* **PROBLEM DESCRIPTION**
Copy all of the material below exactly.

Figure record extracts
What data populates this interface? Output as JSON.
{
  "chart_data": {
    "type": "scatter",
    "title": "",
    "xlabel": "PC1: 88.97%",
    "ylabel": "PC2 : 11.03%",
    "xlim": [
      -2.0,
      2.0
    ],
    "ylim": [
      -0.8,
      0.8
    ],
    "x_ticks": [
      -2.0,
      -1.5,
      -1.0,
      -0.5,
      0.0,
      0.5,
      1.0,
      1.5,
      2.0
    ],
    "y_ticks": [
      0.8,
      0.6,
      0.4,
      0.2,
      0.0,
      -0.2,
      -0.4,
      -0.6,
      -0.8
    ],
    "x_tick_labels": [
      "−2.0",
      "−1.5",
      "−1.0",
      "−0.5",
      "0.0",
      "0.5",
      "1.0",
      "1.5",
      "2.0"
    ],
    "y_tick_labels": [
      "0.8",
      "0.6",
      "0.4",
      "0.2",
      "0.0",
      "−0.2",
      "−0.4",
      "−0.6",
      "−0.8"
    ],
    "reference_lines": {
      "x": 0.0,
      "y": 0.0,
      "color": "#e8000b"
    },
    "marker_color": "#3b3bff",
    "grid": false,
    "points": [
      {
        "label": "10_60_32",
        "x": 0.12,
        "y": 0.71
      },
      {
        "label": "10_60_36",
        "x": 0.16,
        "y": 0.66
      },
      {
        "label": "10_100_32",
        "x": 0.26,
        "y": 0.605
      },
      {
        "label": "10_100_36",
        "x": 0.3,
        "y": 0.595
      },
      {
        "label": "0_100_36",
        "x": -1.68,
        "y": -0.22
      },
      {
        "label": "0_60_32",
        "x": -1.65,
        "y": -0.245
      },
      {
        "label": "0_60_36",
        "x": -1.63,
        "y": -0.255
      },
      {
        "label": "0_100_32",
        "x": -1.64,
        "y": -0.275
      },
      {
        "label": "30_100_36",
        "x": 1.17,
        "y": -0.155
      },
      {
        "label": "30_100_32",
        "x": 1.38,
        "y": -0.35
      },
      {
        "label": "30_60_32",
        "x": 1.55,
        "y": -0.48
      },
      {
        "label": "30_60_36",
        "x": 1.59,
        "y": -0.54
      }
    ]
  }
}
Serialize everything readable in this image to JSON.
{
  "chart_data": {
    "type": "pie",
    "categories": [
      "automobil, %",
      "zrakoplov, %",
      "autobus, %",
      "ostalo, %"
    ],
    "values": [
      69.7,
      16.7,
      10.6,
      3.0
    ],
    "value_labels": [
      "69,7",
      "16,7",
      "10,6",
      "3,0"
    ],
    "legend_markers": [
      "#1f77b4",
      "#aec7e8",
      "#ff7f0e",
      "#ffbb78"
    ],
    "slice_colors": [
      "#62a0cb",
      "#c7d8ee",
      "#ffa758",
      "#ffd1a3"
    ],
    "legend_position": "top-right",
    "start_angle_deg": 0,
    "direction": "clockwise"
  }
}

* **RIGHT ANSWER**
What data populates this interface? Output as JSON.
{
  "chart_data": {
    "type": "scatter",
    "title": "",
    "xlabel": "PC1: 88.97%",
    "ylabel": "PC2 : 11.03%",
    "xlim": [
      -2.0,
      2.0
    ],
    "ylim": [
      -0.8,
      0.8
    ],
    "x_ticks": [
      -2.0,
      -1.5,
      -1.0,
      -0.5,
      0.0,
      0.5,
      1.0,
      1.5,
      2.0
    ],
    "y_ticks": [
      0.8,
      0.6,
      0.4,
      0.2,
      0.0,
      -0.2,
      -0.4,
      -0.6,
      -0.8
    ],
    "x_tick_labels": [
      "−2.0",
      "−1.5",
      "−1.0",
      "−0.5",
      "0.0",
      "0.5",
      "1.0",
      "1.5",
      "2.0"
    ],
    "y_tick_labels": [
      "0.8",
      "0.6",
      "0.4",
      "0.2",
      "0.0",
      "−0.2",
      "−0.4",
      "−0.6",
      "−0.8"
    ],
    "reference_lines": {
      "x": 0.0,
      "y": 0.0,
      "color": "#e8000b"
    },
    "marker_color": "#3b3bff",
    "grid": false,
    "points": [
      {
        "label": "10_60_32",
        "x": 0.12,
        "y": 0.71
      },
      {
        "label": "10_60_36",
        "x": 0.16,
        "y": 0.66
      },
      {
        "label": "10_100_32",
        "x": 0.26,
        "y": 0.605
      },
      {
        "label": "10_100_36",
        "x": 0.3,
        "y": 0.595
      },
      {
        "label": "0_100_36",
        "x": -1.68,
        "y": -0.22
      },
      {
        "label": "0_60_32",
        "x": -1.65,
        "y": -0.245
      },
      {
        "label": "0_60_36",
        "x": -1.63,
        "y": -0.255
      },
      {
        "label": "0_100_32",
        "x": -1.64,
        "y": -0.275
      },
      {
        "label": "30_100_36",
        "x": 1.17,
        "y": -0.155
      },
      {
        "label": "30_100_32",
        "x": 1.38,
        "y": -0.35
      },
      {
        "label": "30_60_32",
        "x": 1.55,
        "y": -0.48
      },
      {
        "label": "30_60_36",
        "x": 1.59,
        "y": -0.54
      }
    ]
  }
}
Serialize everything readable in this image to JSON.
{
  "chart_data": {
    "type": "pie",
    "categories": [
      "automobil, %",
      "zrakoplov, %",
      "autobus, %",
      "ostalo, %"
    ],
    "values": [
      69.7,
      16.7,
      10.6,
      3.0
    ],
    "value_labels": [
      "69,7",
      "16,7",
      "10,6",
      "3,0"
    ],
    "legend_markers": [
      "#1f77b4",
      "#aec7e8",
      "#ff7f0e",
      "#ffbb78"
    ],
    "slice_colors": [
      "#62a0cb",
      "#c7d8ee",
      "#ffa758",
      "#ffd1a3"
    ],
    "legend_position": "top-right",
    "start_angle_deg": 0,
    "direction": "clockwise"
  }
}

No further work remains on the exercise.